------ Material provided ------

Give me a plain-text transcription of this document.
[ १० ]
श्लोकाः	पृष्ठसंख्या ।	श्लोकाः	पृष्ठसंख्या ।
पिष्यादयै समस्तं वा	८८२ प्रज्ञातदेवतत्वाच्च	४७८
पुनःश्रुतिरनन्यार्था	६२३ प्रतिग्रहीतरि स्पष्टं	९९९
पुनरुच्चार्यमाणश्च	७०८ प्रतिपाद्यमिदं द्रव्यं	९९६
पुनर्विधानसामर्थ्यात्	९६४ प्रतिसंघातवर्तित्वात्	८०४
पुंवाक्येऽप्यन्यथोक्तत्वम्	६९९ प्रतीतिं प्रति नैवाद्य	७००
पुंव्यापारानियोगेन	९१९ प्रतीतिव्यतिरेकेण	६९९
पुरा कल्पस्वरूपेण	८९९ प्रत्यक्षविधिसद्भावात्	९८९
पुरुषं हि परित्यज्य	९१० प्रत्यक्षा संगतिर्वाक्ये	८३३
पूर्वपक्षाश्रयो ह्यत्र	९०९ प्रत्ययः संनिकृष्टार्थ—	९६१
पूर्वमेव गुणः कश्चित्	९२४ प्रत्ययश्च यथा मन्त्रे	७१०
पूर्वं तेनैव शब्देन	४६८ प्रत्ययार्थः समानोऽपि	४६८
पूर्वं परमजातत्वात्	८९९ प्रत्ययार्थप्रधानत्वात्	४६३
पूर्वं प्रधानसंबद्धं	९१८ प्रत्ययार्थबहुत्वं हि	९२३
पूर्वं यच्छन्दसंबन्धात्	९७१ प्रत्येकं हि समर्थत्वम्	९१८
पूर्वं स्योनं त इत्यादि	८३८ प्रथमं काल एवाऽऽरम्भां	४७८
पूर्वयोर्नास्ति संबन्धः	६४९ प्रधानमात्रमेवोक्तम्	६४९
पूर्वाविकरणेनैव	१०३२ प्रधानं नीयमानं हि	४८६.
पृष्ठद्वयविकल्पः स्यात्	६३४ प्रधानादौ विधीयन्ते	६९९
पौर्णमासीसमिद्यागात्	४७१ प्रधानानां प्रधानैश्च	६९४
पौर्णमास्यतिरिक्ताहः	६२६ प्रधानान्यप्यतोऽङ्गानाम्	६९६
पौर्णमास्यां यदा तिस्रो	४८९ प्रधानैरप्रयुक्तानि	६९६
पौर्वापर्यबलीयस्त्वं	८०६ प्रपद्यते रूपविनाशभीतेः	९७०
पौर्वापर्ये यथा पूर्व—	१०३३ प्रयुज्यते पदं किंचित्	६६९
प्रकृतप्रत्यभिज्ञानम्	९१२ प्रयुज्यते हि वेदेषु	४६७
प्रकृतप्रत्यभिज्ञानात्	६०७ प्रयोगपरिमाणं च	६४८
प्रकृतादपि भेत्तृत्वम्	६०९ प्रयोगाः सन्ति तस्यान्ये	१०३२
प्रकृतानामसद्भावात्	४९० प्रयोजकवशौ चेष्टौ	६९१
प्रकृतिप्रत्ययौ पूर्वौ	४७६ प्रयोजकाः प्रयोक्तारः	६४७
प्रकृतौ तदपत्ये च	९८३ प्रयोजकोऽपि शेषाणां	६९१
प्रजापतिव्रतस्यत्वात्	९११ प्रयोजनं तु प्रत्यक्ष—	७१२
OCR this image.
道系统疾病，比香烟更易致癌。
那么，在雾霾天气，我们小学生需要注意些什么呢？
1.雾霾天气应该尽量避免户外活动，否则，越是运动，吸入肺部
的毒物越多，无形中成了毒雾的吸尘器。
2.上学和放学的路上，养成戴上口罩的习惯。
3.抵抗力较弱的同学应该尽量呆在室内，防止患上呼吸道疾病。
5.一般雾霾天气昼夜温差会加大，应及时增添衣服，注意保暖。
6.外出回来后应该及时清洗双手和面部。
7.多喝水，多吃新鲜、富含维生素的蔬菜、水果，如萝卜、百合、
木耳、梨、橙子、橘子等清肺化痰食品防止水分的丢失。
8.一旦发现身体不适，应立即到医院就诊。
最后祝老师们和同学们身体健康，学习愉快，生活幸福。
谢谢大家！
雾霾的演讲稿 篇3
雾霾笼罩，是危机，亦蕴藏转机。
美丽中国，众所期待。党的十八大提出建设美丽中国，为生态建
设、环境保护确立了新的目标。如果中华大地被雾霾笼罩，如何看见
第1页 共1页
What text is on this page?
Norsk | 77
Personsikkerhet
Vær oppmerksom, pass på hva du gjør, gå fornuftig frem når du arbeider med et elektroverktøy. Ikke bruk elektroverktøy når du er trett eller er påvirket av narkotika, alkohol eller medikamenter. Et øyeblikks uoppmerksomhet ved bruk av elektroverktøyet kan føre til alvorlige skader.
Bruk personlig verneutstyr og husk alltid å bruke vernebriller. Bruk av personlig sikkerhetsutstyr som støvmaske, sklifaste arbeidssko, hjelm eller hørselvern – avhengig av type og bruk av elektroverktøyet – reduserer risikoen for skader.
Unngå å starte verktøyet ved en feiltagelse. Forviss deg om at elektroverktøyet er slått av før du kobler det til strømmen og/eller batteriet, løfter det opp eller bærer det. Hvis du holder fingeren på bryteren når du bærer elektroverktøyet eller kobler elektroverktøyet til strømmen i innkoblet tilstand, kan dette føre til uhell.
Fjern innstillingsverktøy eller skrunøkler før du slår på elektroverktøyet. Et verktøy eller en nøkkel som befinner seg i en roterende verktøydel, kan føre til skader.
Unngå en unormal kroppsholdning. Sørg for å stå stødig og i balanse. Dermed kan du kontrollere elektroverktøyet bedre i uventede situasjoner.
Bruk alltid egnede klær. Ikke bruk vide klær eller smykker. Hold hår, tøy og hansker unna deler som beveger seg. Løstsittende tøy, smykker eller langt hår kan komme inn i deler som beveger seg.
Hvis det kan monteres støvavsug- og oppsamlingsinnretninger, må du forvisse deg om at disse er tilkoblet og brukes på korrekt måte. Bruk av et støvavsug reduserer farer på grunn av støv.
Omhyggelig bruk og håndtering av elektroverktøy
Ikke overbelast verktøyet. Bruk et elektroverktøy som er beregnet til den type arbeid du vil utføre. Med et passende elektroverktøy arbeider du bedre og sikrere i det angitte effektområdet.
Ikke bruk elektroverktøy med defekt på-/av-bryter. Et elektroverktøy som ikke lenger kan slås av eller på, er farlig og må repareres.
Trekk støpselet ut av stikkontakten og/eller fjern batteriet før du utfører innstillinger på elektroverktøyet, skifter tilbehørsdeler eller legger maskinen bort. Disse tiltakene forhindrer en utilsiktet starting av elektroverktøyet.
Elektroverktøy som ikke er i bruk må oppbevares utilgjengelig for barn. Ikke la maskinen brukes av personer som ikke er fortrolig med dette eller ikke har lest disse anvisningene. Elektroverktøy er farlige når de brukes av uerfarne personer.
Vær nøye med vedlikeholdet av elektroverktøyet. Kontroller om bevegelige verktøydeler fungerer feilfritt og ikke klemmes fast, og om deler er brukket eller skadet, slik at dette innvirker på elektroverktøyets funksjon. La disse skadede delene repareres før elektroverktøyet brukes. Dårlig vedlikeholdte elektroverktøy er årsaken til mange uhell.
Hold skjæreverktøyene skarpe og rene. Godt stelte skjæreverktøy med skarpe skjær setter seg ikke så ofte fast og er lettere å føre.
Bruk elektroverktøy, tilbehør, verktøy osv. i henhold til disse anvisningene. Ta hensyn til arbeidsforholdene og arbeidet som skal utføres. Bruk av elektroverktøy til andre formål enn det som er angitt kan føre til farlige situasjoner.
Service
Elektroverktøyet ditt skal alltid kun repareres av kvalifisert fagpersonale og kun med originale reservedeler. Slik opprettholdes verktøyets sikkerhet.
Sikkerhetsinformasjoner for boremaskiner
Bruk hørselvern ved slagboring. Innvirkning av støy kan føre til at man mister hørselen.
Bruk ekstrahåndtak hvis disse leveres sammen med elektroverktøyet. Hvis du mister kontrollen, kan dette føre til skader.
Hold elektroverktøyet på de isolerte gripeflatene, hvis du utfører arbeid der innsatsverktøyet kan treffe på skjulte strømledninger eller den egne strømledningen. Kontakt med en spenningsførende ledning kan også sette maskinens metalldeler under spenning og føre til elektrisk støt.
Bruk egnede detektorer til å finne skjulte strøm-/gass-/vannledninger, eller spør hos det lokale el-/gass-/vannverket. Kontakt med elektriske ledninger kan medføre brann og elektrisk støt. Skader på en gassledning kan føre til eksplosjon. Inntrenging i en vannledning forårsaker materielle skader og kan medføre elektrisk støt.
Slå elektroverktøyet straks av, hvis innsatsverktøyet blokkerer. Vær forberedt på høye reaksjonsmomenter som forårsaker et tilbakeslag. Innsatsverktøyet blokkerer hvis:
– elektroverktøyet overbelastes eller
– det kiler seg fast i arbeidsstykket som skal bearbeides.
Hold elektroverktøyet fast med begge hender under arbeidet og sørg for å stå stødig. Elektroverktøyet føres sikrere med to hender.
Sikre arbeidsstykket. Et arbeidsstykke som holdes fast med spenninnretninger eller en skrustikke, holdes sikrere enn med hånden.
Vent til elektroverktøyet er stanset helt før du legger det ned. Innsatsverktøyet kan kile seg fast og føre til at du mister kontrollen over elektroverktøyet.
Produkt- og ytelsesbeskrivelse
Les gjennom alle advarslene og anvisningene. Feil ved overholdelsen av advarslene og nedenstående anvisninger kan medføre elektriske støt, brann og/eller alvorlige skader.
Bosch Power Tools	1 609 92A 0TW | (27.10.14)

------

- [The problem] Provide solely the number of lines in the data that include the word "situasjoner".

- [Output of the task] 2